Written exercise: All records are to be retyped faithfully and completely.
START Given data
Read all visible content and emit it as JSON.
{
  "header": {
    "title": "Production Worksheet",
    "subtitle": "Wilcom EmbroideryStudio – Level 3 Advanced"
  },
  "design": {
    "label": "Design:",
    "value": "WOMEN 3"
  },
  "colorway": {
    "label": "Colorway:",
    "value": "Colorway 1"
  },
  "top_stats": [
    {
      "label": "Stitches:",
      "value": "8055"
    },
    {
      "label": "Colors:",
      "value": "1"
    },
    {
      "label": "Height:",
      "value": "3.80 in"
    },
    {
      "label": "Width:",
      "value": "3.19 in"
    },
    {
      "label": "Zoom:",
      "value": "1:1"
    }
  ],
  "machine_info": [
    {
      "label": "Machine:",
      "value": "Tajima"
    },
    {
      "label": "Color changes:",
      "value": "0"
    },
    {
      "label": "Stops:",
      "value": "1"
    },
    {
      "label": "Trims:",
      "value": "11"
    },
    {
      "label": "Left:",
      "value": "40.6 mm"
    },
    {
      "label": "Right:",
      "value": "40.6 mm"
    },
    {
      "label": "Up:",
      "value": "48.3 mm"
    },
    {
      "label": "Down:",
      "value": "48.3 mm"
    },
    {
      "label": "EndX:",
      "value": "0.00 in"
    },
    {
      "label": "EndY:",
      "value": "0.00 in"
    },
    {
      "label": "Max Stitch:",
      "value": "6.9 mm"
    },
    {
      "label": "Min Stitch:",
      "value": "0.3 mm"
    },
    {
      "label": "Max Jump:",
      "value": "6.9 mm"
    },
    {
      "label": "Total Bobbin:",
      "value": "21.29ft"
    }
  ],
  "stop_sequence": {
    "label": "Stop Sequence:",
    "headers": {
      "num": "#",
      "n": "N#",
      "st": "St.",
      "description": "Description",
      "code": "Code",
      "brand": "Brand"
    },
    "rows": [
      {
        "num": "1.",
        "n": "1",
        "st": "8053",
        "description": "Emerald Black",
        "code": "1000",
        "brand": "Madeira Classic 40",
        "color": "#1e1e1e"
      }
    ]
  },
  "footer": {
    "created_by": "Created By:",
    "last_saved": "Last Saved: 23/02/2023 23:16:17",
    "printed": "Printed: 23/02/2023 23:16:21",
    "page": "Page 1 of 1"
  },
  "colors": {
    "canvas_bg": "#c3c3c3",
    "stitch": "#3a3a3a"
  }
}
END Given data
Worked solution:
Read all visible content and emit it as JSON.
{
  "header": {
    "title": "Production Worksheet",
    "subtitle": "Wilcom EmbroideryStudio – Level 3 Advanced"
  },
  "design": {
    "label": "Design:",
    "value": "WOMEN 3"
  },
  "colorway": {
    "label": "Colorway:",
    "value": "Colorway 1"
  },
  "top_stats": [
    {
      "label": "Stitches:",
      "value": "8055"
    },
    {
      "label": "Colors:",
      "value": "1"
    },
    {
      "label": "Height:",
      "value": "3.80 in"
    },
    {
      "label": "Width:",
      "value": "3.19 in"
    },
    {
      "label": "Zoom:",
      "value": "1:1"
    }
  ],
  "machine_info": [
    {
      "label": "Machine:",
      "value": "Tajima"
    },
    {
      "label": "Color changes:",
      "value": "0"
    },
    {
      "label": "Stops:",
      "value": "1"
    },
    {
      "label": "Trims:",
      "value": "11"
    },
    {
      "label": "Left:",
      "value": "40.6 mm"
    },
    {
      "label": "Right:",
      "value": "40.6 mm"
    },
    {
      "label": "Up:",
      "value": "48.3 mm"
    },
    {
      "label": "Down:",
      "value": "48.3 mm"
    },
    {
      "label": "EndX:",
      "value": "0.00 in"
    },
    {
      "label": "EndY:",
      "value": "0.00 in"
    },
    {
      "label": "Max Stitch:",
      "value": "6.9 mm"
    },
    {
      "label": "Min Stitch:",
      "value": "0.3 mm"
    },
    {
      "label": "Max Jump:",
      "value": "6.9 mm"
    },
    {
      "label": "Total Bobbin:",
      "value": "21.29ft"
    }
  ],
  "stop_sequence": {
    "label": "Stop Sequence:",
    "headers": {
      "num": "#",
      "n": "N#",
      "st": "St.",
      "description": "Description",
      "code": "Code",
      "brand": "Brand"
    },
    "rows": [
      {
        "num": "1.",
        "n": "1",
        "st": "8053",
        "description": "Emerald Black",
        "code": "1000",
        "brand": "Madeira Classic 40",
        "color": "#1e1e1e"
      }
    ]
  },
  "footer": {
    "created_by": "Created By:",
    "last_saved": "Last Saved: 23/02/2023 23:16:17",
    "printed": "Printed: 23/02/2023 23:16:21",
    "page": "Page 1 of 1"
  },
  "colors": {
    "canvas_bg": "#c3c3c3",
    "stitch": "#3a3a3a"
  }
}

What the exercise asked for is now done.